**Required task**.
Give back all the data exactly, line by line.

**Input data**.

◆ ◆ ◆ ◆ ◆ ◆ ◆

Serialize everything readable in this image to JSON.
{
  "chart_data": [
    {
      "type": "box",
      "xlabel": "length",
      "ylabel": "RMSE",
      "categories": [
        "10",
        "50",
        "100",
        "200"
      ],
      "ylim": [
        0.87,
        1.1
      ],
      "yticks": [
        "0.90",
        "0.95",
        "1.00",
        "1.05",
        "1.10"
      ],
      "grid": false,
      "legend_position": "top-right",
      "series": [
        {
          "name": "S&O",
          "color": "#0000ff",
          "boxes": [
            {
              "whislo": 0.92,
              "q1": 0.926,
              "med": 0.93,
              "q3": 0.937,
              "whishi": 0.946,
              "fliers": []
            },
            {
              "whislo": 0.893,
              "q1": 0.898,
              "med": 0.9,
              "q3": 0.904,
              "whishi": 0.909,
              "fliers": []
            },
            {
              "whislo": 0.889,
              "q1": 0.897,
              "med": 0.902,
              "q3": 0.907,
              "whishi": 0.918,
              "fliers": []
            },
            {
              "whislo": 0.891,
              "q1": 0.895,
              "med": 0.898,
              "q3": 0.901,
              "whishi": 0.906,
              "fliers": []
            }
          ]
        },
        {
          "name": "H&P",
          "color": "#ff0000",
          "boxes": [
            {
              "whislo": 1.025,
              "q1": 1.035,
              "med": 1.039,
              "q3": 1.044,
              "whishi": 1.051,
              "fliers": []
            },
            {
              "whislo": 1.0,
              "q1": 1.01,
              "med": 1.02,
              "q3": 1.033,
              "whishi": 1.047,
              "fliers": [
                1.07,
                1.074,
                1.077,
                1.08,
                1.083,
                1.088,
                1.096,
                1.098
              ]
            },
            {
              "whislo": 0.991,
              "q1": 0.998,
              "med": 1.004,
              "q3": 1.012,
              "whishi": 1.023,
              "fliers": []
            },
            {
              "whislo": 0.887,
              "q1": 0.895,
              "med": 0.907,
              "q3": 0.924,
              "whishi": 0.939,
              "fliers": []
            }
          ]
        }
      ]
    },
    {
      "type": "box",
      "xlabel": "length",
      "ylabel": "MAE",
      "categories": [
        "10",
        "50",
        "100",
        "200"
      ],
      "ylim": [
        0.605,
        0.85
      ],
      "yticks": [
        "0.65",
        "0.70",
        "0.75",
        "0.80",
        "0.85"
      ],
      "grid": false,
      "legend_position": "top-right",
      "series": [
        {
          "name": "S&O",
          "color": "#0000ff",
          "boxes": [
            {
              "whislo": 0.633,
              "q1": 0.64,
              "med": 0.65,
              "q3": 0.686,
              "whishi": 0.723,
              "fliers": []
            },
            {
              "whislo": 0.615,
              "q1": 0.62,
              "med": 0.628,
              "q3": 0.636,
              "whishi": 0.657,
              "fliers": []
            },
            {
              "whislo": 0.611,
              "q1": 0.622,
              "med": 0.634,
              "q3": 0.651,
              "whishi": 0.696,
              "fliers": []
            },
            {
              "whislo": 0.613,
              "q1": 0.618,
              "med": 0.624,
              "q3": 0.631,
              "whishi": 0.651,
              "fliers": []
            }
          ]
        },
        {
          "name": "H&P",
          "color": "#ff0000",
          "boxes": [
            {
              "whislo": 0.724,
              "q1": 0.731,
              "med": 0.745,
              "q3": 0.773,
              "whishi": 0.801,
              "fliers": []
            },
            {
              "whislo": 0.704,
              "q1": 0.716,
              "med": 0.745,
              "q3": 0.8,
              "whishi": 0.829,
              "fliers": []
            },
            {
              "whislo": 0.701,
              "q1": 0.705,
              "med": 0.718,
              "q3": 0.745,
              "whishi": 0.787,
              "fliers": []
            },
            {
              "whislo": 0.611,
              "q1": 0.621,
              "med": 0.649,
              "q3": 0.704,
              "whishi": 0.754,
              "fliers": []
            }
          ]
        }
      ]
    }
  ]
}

◆ ◆ ◆ ◆ ◆ ◆ ◆

**Full output**.
Serialize everything readable in this image to JSON.
{
  "chart_data": [
    {
      "type": "box",
      "xlabel": "length",
      "ylabel": "RMSE",
      "categories": [
        "10",
        "50",
        "100",
        "200"
      ],
      "ylim": [
        0.87,
        1.1
      ],
      "yticks": [
        "0.90",
        "0.95",
        "1.00",
        "1.05",
        "1.10"
      ],
      "grid": false,
      "legend_position": "top-right",
      "series": [
        {
          "name": "S&O",
          "color": "#0000ff",
          "boxes": [
            {
              "whislo": 0.92,
              "q1": 0.926,
              "med": 0.93,
              "q3": 0.937,
              "whishi": 0.946,
              "fliers": []
            },
            {
              "whislo": 0.893,
              "q1": 0.898,
              "med": 0.9,
              "q3": 0.904,
              "whishi": 0.909,
              "fliers": []
            },
            {
              "whislo": 0.889,
              "q1": 0.897,
              "med": 0.902,
              "q3": 0.907,
              "whishi": 0.918,
              "fliers": []
            },
            {
              "whislo": 0.891,
              "q1": 0.895,
              "med": 0.898,
              "q3": 0.901,
              "whishi": 0.906,
              "fliers": []
            }
          ]
        },
        {
          "name": "H&P",
          "color": "#ff0000",
          "boxes": [
            {
              "whislo": 1.025,
              "q1": 1.035,
              "med": 1.039,
              "q3": 1.044,
              "whishi": 1.051,
              "fliers": []
            },
            {
              "whislo": 1.0,
              "q1": 1.01,
              "med": 1.02,
              "q3": 1.033,
              "whishi": 1.047,
              "fliers": [
                1.07,
                1.074,
                1.077,
                1.08,
                1.083,
                1.088,
                1.096,
                1.098
              ]
            },
            {
              "whislo": 0.991,
              "q1": 0.998,
              "med": 1.004,
              "q3": 1.012,
              "whishi": 1.023,
              "fliers": []
            },
            {
              "whislo": 0.887,
              "q1": 0.895,
              "med": 0.907,
              "q3": 0.924,
              "whishi": 0.939,
              "fliers": []
            }
          ]
        }
      ]
    },
    {
      "type": "box",
      "xlabel": "length",
      "ylabel": "MAE",
      "categories": [
        "10",
        "50",
        "100",
        "200"
      ],
      "ylim": [
        0.605,
        0.85
      ],
      "yticks": [
        "0.65",
        "0.70",
        "0.75",
        "0.80",
        "0.85"
      ],
      "grid": false,
      "legend_position": "top-right",
      "series": [
        {
          "name": "S&O",
          "color": "#0000ff",
          "boxes": [
            {
              "whislo": 0.633,
              "q1": 0.64,
              "med": 0.65,
              "q3": 0.686,
              "whishi": 0.723,
              "fliers": []
            },
            {
              "whislo": 0.615,
              "q1": 0.62,
              "med": 0.628,
              "q3": 0.636,
              "whishi": 0.657,
              "fliers": []
            },
            {
              "whislo": 0.611,
              "q1": 0.622,
              "med": 0.634,
              "q3": 0.651,
              "whishi": 0.696,
              "fliers": []
            },
            {
              "whislo": 0.613,
              "q1": 0.618,
              "med": 0.624,
              "q3": 0.631,
              "whishi": 0.651,
              "fliers": []
            }
          ]
        },
        {
          "name": "H&P",
          "color": "#ff0000",
          "boxes": [
            {
              "whislo": 0.724,
              "q1": 0.731,
              "med": 0.745,
              "q3": 0.773,
              "whishi": 0.801,
              "fliers": []
            },
            {
              "whislo": 0.704,
              "q1": 0.716,
              "med": 0.745,
              "q3": 0.8,
              "whishi": 0.829,
              "fliers": []
            },
            {
              "whislo": 0.701,
              "q1": 0.705,
              "med": 0.718,
              "q3": 0.745,
              "whishi": 0.787,
              "fliers": []
            },
            {
              "whislo": 0.611,
              "q1": 0.621,
              "med": 0.649,
              "q3": 0.704,
              "whishi": 0.754,
              "fliers": []
            }
          ]
        }
      ]
    }
  ]
}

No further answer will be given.